Required work: Each line that holds the word "灯泡正常发光" should be returned.

Material for this exercise:

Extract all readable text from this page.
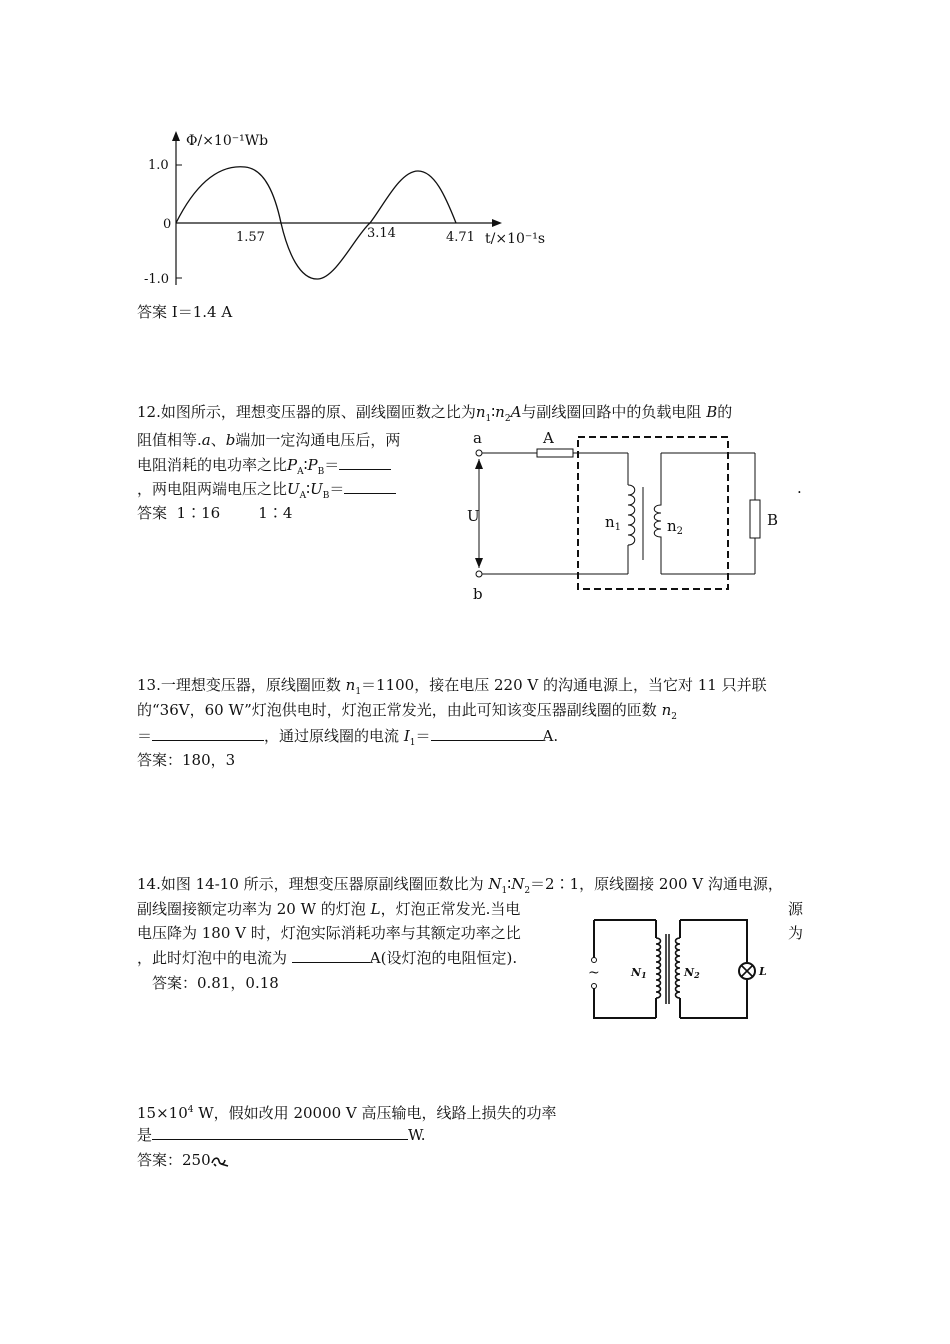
Φ/×10⁻¹Wb
1.0
0
-1.0
1.57	3.14	4.71 t/×10⁻¹s
答案 I＝1.4 A
12.如图所示，理想变压器的原、副线圈匝数之比为$n_1∶n_2A$与副线圈回路中的负载电阻 B的
阻值相等.a、b端加一定沟通电压后，两
电阻消耗的电功率之比$P_A∶P_B=$
，两电阻两端电压之比$U_A∶U_B=$
答案  1∶16        1∶4
a
b
A
U	$n_1$	$n_2$
B
.
13.一理想变压器，原线圈匝数 $n_1=1100$，接在电压 220 V 的沟通电源上，当它对 11 只并联
的“36V，60 W”灯泡供电时，灯泡正常发光，由此可知该变压器副线圈的匝数 $n_2$
＝	，通过原线圈的电流 $I_1=$	A.
答案：180，3
14.如图 14-10 所示，理想变压器原副线圈匝数比为 $N_1∶N_2=2∶1$，原线圈接 200 V 沟通电源，
副线圈接额定功率为 20 W 的灯泡 L，灯泡正常发光.当电	源
电压降为 180 V 时，灯泡实际消耗功率与其额定功率之比	为
，此时灯泡中的电流为	A(设灯泡的电阻恒定).
答案：0.81，0.18
~	L
N1	N2
$15\times 10^4$ W，假如改用 20000 V 高压输电，线路上损失的功率
是	W.
答案：250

Reply:
的“36V，60 W”灯泡供电时，灯泡正常发光，由此可知该变压器副线圈的匝数 $n_2$
副线圈接额定功率为 20 W 的灯泡 L，灯泡正常发光.当电	源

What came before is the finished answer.